> **LAVORO DA SVOLGERE**:
1. Modifica il testo su Guinizzelli da "Al cor gentil rempaira sempre amore/come" fino a "considerata il manifesto." compresi, sostituendo "famosa" con "celebre".
2. Per ciascuna affermazione indica se concorda con il testo su Guinizzelli, rispondendo sì o no e citando le parole decisive del testo. (a) Guinizzelli è considerato l'iniziatore del Dolce Stil Novo. (b) Il Dolce Stil Novo nasce nella prima metà del secolo XIII. (c) La canzone "Al cor gentil rempaira sempre amore" è ritenuta il manifesto di quella corrente.
--- TESTO FORNITO ---
Al cor gentil rempaira sempre amore/come l’ausello in selva a la verdura;/né fe’ amor anti che gentil core,/né gentil core anti ch’amor, natura:/ch’adesso con’ fu ’l sole,/sì tosto lo splendore fu lucente,/né fu davanti ’l sole;/e prende amore in gentilezza loco/così propïamente/come calore in clarità di foco.  Questo è l’incipit del testo della poesia più famosa di Guido Guinizzelli, il poeta italiano riconosciuto come l’iniziatore di quel movimento poetico della seconda metà del secolo XIII che va sotto il nome di Dolce Stil Novo[1], la corrente letteraria italiana di cui, appunto, la sua canzone “Al cor gentil rempaira sempre amore” è considerata il manifesto.
--- VOCI MOSTRATE ---
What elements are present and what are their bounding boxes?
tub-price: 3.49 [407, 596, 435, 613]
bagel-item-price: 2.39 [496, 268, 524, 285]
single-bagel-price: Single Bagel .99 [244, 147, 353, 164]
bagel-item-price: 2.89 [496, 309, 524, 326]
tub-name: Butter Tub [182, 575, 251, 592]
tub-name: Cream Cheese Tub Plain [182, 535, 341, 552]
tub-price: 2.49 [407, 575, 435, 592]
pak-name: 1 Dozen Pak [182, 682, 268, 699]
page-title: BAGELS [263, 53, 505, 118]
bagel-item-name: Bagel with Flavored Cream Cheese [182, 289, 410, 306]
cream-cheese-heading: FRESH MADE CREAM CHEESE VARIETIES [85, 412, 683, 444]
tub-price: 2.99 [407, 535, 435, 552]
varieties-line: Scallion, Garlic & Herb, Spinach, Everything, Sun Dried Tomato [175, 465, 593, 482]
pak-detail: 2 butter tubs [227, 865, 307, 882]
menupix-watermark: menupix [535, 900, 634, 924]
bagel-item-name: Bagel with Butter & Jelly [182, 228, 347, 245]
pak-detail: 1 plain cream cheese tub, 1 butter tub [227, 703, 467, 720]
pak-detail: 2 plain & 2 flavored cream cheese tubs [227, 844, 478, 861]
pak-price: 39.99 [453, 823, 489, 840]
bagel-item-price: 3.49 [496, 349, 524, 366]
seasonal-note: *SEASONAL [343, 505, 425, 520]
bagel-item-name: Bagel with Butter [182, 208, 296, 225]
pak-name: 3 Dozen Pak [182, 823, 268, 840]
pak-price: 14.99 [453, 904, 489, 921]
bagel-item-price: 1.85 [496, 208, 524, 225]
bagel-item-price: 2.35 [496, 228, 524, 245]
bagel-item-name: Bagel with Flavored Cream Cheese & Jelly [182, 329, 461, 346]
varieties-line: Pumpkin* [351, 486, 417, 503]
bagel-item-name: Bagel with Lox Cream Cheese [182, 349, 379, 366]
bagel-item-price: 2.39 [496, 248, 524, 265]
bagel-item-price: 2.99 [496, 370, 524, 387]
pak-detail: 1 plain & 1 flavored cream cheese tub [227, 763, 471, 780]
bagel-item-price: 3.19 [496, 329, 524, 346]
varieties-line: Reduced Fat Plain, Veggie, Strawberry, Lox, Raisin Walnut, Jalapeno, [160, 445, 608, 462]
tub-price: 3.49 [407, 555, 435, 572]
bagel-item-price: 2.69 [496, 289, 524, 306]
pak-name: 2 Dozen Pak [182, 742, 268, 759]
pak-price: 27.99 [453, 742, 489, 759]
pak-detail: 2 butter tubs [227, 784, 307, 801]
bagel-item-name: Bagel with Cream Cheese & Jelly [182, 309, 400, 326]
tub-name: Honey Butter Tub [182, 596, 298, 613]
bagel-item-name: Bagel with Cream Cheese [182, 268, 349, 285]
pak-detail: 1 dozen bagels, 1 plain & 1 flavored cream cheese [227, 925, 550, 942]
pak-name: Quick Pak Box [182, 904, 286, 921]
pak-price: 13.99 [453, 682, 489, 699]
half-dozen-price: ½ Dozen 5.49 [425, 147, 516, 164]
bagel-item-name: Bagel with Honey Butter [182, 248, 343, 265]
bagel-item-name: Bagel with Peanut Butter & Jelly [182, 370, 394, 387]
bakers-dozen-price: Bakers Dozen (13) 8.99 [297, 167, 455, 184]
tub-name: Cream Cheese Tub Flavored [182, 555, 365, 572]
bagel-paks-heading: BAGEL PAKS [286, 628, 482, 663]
---
> **ELENCO DELLE RISPOSTE**:
1.
Al cor gentil rempaira sempre amore/come l’ausello in selva a la verdura;/né fe’ amor anti che gentil core,/né gentil core anti ch’amor, natura:/ch’adesso con’ fu ’l sole,/sì tosto lo splendore fu lucente,/né fu davanti ’l sole;/e prende amore in gentilezza loco/così propïamente/come calore in clarità di foco.  Questo è l’incipit del testo della poesia più celebre di Guido Guinizzelli, il poeta italiano riconosciuto come l’iniziatore di quel movimento poetico della seconda metà del secolo XIII che va sotto il nome di Dolce Stil Novo[1], la corrente letteraria italiana di cui, appunto, la sua canzone “Al cor gentil rempaira sempre amore” è considerata il manifesto.

2.
(a) Sì: "il poeta italiano riconosciuto come l’iniziatore di quel movimento poetico".
(b) No: "della seconda metà del secolo XIII".
(c) Sì: "è considerata il manifesto".